**EXERCISE:**
Leaving out all images, write out the records that follow exactly.

**ITEMS:**
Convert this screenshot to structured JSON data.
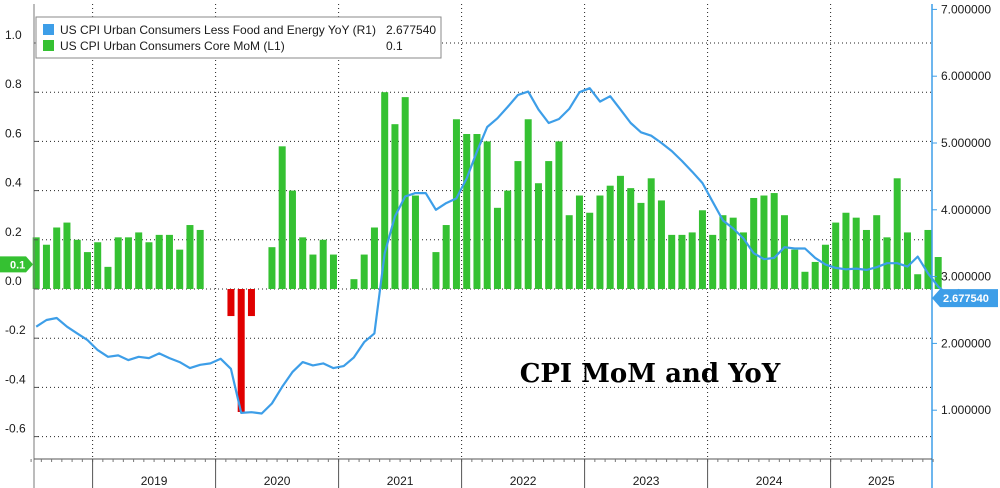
{
  "chart_data": {
    "type": "bar+line",
    "title": "",
    "annotation": "CPI MoM and YoY",
    "x_ticks": [
      "2019",
      "2020",
      "2021",
      "2022",
      "2023",
      "2024",
      "2025"
    ],
    "left_axis": {
      "ylim": [
        -0.65,
        1.12
      ],
      "ticks": [
        "1.0",
        "0.8",
        "0.6",
        "0.4",
        "0.2",
        "0.0",
        "-0.2",
        "-0.4",
        "-0.6"
      ],
      "tick_values": [
        1.0,
        0.8,
        0.6,
        0.4,
        0.2,
        0.0,
        -0.2,
        -0.4,
        -0.6
      ]
    },
    "right_axis": {
      "ylim": [
        0.6,
        7.2
      ],
      "ticks": [
        "7.000000",
        "6.000000",
        "5.000000",
        "4.000000",
        "3.000000",
        "2.000000",
        "1.000000"
      ],
      "tick_values": [
        7,
        6,
        5,
        4,
        3,
        2,
        1
      ]
    },
    "legend": {
      "placement": "top-left",
      "entries": [
        {
          "label": "US CPI Urban Consumers Less Food and Energy YoY (R1)",
          "value": "2.677540",
          "color": "#3d9ee8"
        },
        {
          "label": "US CPI Urban Consumers Core MoM (L1)",
          "value": "0.1",
          "color": "#35c132"
        }
      ]
    },
    "badges": {
      "left": {
        "text": "0.1",
        "value": 0.1,
        "color": "#35c132"
      },
      "right": {
        "text": "2.677540",
        "value": 2.67754,
        "color": "#3d9ee8"
      }
    },
    "colors": {
      "positive_bar": "#35c132",
      "negative_bar": "#e00000",
      "line": "#3d9ee8",
      "grid": "#222222"
    },
    "series": [
      {
        "name": "US CPI Urban Consumers Core MoM (L1)",
        "kind": "bar",
        "start_month": "2018-07",
        "values": [
          0.21,
          0.18,
          0.25,
          0.27,
          0.2,
          0.15,
          0.19,
          0.09,
          0.21,
          0.21,
          0.23,
          0.19,
          0.22,
          0.22,
          0.16,
          0.26,
          0.24,
          0.0,
          0.0,
          -0.11,
          -0.5,
          -0.11,
          0.0,
          0.17,
          0.58,
          0.4,
          0.21,
          0.14,
          0.2,
          0.14,
          0.0,
          0.04,
          0.14,
          0.25,
          0.8,
          0.67,
          0.78,
          0.38,
          0.0,
          0.15,
          0.26,
          0.69,
          0.63,
          0.63,
          0.6,
          0.33,
          0.4,
          0.52,
          0.69,
          0.43,
          0.52,
          0.6,
          0.3,
          0.38,
          0.31,
          0.38,
          0.42,
          0.46,
          0.41,
          0.35,
          0.45,
          0.36,
          0.22,
          0.22,
          0.23,
          0.32,
          0.22,
          0.3,
          0.29,
          0.23,
          0.37,
          0.38,
          0.39,
          0.3,
          0.16,
          0.07,
          0.11,
          0.18,
          0.27,
          0.31,
          0.29,
          0.24,
          0.3,
          0.21,
          0.45,
          0.23,
          0.06,
          0.24,
          0.13
        ]
      },
      {
        "name": "US CPI Urban Consumers Less Food and Energy YoY (R1)",
        "kind": "line",
        "start_month": "2018-07",
        "values": [
          2.25,
          2.35,
          2.38,
          2.25,
          2.15,
          2.05,
          1.9,
          1.8,
          1.82,
          1.75,
          1.8,
          1.78,
          1.85,
          1.78,
          1.72,
          1.63,
          1.68,
          1.7,
          1.77,
          1.62,
          0.96,
          0.97,
          0.95,
          1.1,
          1.35,
          1.57,
          1.72,
          1.67,
          1.7,
          1.63,
          1.66,
          1.79,
          2.02,
          2.15,
          3.35,
          3.9,
          4.2,
          4.25,
          4.25,
          4.0,
          4.1,
          4.17,
          4.47,
          4.87,
          5.24,
          5.37,
          5.54,
          5.72,
          5.77,
          5.5,
          5.3,
          5.36,
          5.51,
          5.76,
          5.82,
          5.62,
          5.7,
          5.5,
          5.3,
          5.16,
          5.11,
          5.0,
          4.88,
          4.73,
          4.57,
          4.4,
          4.12,
          3.84,
          3.72,
          3.57,
          3.35,
          3.26,
          3.28,
          3.44,
          3.42,
          3.42,
          3.28,
          3.18,
          3.13,
          3.11,
          3.12,
          3.1,
          3.14,
          3.2,
          3.2,
          3.15,
          3.3,
          3.05,
          2.85,
          2.72,
          2.8,
          2.68
        ]
      }
    ]
  }
}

**THE RESULT:**
Convert this screenshot to structured JSON data.
{
  "chart_data": {
    "type": "bar+line",
    "title": "",
    "annotation": "CPI MoM and YoY",
    "x_ticks": [
      "2019",
      "2020",
      "2021",
      "2022",
      "2023",
      "2024",
      "2025"
    ],
    "left_axis": {
      "ylim": [
        -0.65,
        1.12
      ],
      "ticks": [
        "1.0",
        "0.8",
        "0.6",
        "0.4",
        "0.2",
        "0.0",
        "-0.2",
        "-0.4",
        "-0.6"
      ],
      "tick_values": [
        1.0,
        0.8,
        0.6,
        0.4,
        0.2,
        0.0,
        -0.2,
        -0.4,
        -0.6
      ]
    },
    "right_axis": {
      "ylim": [
        0.6,
        7.2
      ],
      "ticks": [
        "7.000000",
        "6.000000",
        "5.000000",
        "4.000000",
        "3.000000",
        "2.000000",
        "1.000000"
      ],
      "tick_values": [
        7,
        6,
        5,
        4,
        3,
        2,
        1
      ]
    },
    "legend": {
      "placement": "top-left",
      "entries": [
        {
          "label": "US CPI Urban Consumers Less Food and Energy YoY (R1)",
          "value": "2.677540",
          "color": "#3d9ee8"
        },
        {
          "label": "US CPI Urban Consumers Core MoM (L1)",
          "value": "0.1",
          "color": "#35c132"
        }
      ]
    },
    "badges": {
      "left": {
        "text": "0.1",
        "value": 0.1,
        "color": "#35c132"
      },
      "right": {
        "text": "2.677540",
        "value": 2.67754,
        "color": "#3d9ee8"
      }
    },
    "colors": {
      "positive_bar": "#35c132",
      "negative_bar": "#e00000",
      "line": "#3d9ee8",
      "grid": "#222222"
    },
    "series": [
      {
        "name": "US CPI Urban Consumers Core MoM (L1)",
        "kind": "bar",
        "start_month": "2018-07",
        "values": [
          0.21,
          0.18,
          0.25,
          0.27,
          0.2,
          0.15,
          0.19,
          0.09,
          0.21,
          0.21,
          0.23,
          0.19,
          0.22,
          0.22,
          0.16,
          0.26,
          0.24,
          0.0,
          0.0,
          -0.11,
          -0.5,
          -0.11,
          0.0,
          0.17,
          0.58,
          0.4,
          0.21,
          0.14,
          0.2,
          0.14,
          0.0,
          0.04,
          0.14,
          0.25,
          0.8,
          0.67,
          0.78,
          0.38,
          0.0,
          0.15,
          0.26,
          0.69,
          0.63,
          0.63,
          0.6,
          0.33,
          0.4,
          0.52,
          0.69,
          0.43,
          0.52,
          0.6,
          0.3,
          0.38,
          0.31,
          0.38,
          0.42,
          0.46,
          0.41,
          0.35,
          0.45,
          0.36,
          0.22,
          0.22,
          0.23,
          0.32,
          0.22,
          0.3,
          0.29,
          0.23,
          0.37,
          0.38,
          0.39,
          0.3,
          0.16,
          0.07,
          0.11,
          0.18,
          0.27,
          0.31,
          0.29,
          0.24,
          0.3,
          0.21,
          0.45,
          0.23,
          0.06,
          0.24,
          0.13
        ]
      },
      {
        "name": "US CPI Urban Consumers Less Food and Energy YoY (R1)",
        "kind": "line",
        "start_month": "2018-07",
        "values": [
          2.25,
          2.35,
          2.38,
          2.25,
          2.15,
          2.05,
          1.9,
          1.8,
          1.82,
          1.75,
          1.8,
          1.78,
          1.85,
          1.78,
          1.72,
          1.63,
          1.68,
          1.7,
          1.77,
          1.62,
          0.96,
          0.97,
          0.95,
          1.1,
          1.35,
          1.57,
          1.72,
          1.67,
          1.7,
          1.63,
          1.66,
          1.79,
          2.02,
          2.15,
          3.35,
          3.9,
          4.2,
          4.25,
          4.25,
          4.0,
          4.1,
          4.17,
          4.47,
          4.87,
          5.24,
          5.37,
          5.54,
          5.72,
          5.77,
          5.5,
          5.3,
          5.36,
          5.51,
          5.76,
          5.82,
          5.62,
          5.7,
          5.5,
          5.3,
          5.16,
          5.11,
          5.0,
          4.88,
          4.73,
          4.57,
          4.4,
          4.12,
          3.84,
          3.72,
          3.57,
          3.35,
          3.26,
          3.28,
          3.44,
          3.42,
          3.42,
          3.28,
          3.18,
          3.13,
          3.11,
          3.12,
          3.1,
          3.14,
          3.2,
          3.2,
          3.15,
          3.3,
          3.05,
          2.85,
          2.72,
          2.8,
          2.68
        ]
      }
    ]
  }
}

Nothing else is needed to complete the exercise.